======== Dataset

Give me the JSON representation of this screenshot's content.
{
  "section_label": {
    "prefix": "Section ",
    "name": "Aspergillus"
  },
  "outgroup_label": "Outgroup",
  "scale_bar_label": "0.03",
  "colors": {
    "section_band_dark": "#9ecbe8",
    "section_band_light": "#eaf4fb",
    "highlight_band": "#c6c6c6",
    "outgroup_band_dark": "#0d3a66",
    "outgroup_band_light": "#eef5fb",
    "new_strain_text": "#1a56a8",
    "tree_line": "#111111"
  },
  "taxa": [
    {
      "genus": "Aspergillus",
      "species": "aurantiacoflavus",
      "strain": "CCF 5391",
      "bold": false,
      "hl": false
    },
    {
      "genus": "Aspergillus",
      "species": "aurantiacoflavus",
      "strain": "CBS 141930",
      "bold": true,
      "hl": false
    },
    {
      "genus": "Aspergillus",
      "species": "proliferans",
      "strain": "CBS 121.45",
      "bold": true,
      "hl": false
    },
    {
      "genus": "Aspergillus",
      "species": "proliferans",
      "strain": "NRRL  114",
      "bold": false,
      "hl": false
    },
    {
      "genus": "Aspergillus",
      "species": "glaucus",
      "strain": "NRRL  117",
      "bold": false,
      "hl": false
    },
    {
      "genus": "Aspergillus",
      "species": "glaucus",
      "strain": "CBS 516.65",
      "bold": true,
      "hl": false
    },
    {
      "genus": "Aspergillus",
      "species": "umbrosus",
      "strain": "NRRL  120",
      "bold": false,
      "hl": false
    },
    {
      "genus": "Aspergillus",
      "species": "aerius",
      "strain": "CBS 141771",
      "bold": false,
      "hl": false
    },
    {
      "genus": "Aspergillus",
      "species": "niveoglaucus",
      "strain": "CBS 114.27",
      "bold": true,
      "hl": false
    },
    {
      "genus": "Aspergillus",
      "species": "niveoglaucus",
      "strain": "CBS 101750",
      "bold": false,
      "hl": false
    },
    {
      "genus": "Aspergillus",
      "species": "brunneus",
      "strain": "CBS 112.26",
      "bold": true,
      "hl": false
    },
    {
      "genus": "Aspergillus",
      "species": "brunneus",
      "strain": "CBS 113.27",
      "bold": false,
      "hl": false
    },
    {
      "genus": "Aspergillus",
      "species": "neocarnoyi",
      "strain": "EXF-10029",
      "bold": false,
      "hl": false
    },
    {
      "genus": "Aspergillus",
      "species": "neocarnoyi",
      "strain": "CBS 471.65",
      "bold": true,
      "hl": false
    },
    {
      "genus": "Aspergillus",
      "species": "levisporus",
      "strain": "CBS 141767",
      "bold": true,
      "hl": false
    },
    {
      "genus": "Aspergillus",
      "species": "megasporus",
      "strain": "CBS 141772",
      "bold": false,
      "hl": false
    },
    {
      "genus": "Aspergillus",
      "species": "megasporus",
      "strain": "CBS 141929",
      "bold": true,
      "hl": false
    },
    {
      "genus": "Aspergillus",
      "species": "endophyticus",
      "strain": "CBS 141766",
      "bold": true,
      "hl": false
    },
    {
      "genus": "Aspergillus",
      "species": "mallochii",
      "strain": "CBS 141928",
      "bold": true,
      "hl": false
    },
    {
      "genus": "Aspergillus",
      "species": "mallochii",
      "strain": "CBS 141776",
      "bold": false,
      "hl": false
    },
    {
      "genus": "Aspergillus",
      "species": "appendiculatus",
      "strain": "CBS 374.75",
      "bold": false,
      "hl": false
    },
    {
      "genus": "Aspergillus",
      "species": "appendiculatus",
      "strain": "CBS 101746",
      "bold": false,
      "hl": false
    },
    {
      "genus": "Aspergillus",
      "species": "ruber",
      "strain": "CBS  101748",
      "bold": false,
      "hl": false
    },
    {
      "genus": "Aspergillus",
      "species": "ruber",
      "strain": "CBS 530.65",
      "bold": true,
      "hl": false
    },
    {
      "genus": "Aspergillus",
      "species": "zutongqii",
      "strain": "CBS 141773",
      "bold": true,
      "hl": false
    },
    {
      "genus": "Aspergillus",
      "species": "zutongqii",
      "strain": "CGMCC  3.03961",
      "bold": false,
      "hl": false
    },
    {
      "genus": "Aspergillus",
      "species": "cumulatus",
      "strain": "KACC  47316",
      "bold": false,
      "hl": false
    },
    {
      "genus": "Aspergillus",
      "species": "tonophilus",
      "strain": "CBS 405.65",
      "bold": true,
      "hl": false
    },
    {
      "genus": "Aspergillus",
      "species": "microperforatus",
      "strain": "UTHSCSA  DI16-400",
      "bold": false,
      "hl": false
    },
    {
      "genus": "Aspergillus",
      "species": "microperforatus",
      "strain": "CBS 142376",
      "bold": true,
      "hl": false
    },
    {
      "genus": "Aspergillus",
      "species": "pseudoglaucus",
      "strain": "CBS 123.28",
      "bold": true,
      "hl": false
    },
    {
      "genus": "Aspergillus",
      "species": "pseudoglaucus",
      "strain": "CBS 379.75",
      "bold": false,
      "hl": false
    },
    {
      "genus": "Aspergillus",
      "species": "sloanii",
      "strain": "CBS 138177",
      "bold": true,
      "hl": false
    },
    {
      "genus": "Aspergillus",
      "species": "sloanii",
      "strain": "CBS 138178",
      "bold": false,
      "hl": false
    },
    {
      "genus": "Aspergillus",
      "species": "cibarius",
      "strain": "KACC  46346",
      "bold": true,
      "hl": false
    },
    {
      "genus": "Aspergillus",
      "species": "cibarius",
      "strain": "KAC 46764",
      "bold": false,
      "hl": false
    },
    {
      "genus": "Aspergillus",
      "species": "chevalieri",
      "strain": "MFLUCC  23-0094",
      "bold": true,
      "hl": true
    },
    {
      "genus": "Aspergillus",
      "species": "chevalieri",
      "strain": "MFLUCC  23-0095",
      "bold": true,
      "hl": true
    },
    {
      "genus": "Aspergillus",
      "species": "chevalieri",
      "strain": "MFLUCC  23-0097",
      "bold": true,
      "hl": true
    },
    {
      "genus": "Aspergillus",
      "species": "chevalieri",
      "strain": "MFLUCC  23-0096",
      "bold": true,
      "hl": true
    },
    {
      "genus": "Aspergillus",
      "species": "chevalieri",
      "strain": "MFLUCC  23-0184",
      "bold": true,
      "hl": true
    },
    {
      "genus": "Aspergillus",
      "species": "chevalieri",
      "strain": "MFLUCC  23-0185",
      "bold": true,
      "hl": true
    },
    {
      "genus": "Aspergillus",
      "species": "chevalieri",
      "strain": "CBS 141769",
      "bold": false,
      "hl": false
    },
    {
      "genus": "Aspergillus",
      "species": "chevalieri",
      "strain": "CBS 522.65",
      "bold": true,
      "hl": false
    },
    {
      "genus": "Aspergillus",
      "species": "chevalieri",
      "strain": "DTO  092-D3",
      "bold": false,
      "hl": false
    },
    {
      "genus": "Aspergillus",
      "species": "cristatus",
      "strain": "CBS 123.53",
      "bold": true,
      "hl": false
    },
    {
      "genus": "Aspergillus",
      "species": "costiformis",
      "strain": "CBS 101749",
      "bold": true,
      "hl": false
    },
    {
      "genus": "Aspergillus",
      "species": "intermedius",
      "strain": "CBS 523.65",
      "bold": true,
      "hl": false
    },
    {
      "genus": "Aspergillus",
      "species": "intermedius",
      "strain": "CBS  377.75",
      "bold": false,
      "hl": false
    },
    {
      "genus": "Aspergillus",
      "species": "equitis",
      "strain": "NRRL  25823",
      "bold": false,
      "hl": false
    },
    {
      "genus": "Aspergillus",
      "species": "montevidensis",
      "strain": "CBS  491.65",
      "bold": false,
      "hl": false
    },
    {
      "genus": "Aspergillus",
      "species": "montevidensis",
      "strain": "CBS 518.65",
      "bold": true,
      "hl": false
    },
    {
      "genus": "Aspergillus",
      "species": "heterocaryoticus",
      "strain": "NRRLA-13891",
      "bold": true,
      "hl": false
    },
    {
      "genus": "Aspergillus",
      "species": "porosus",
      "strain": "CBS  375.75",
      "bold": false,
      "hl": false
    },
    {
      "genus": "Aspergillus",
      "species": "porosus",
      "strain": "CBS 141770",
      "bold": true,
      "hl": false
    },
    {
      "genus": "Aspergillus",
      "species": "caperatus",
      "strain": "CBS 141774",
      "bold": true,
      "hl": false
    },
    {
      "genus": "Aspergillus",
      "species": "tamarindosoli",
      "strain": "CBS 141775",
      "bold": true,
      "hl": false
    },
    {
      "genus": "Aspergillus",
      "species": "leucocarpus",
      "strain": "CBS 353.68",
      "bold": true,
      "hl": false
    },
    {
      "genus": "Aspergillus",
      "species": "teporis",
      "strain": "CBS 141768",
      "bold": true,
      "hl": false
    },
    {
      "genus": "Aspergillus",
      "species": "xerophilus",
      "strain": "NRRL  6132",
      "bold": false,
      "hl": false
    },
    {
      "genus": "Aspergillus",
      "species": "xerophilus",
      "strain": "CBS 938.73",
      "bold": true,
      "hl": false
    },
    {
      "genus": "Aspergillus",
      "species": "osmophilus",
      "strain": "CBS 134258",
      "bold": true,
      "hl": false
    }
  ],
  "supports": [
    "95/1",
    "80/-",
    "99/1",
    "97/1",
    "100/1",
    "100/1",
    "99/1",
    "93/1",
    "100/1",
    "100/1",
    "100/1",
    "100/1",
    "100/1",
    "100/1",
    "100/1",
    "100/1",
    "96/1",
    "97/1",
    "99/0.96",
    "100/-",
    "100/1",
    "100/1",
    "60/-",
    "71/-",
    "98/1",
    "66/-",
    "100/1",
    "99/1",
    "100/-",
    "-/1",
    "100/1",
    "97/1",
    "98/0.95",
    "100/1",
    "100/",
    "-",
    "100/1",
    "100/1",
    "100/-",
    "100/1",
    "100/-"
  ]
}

================

What you have to do:
In the entries above, find each line with the string "KACC" and copy it.

Problem solution:
      "strain": "KACC  47316",
      "strain": "KACC  46346",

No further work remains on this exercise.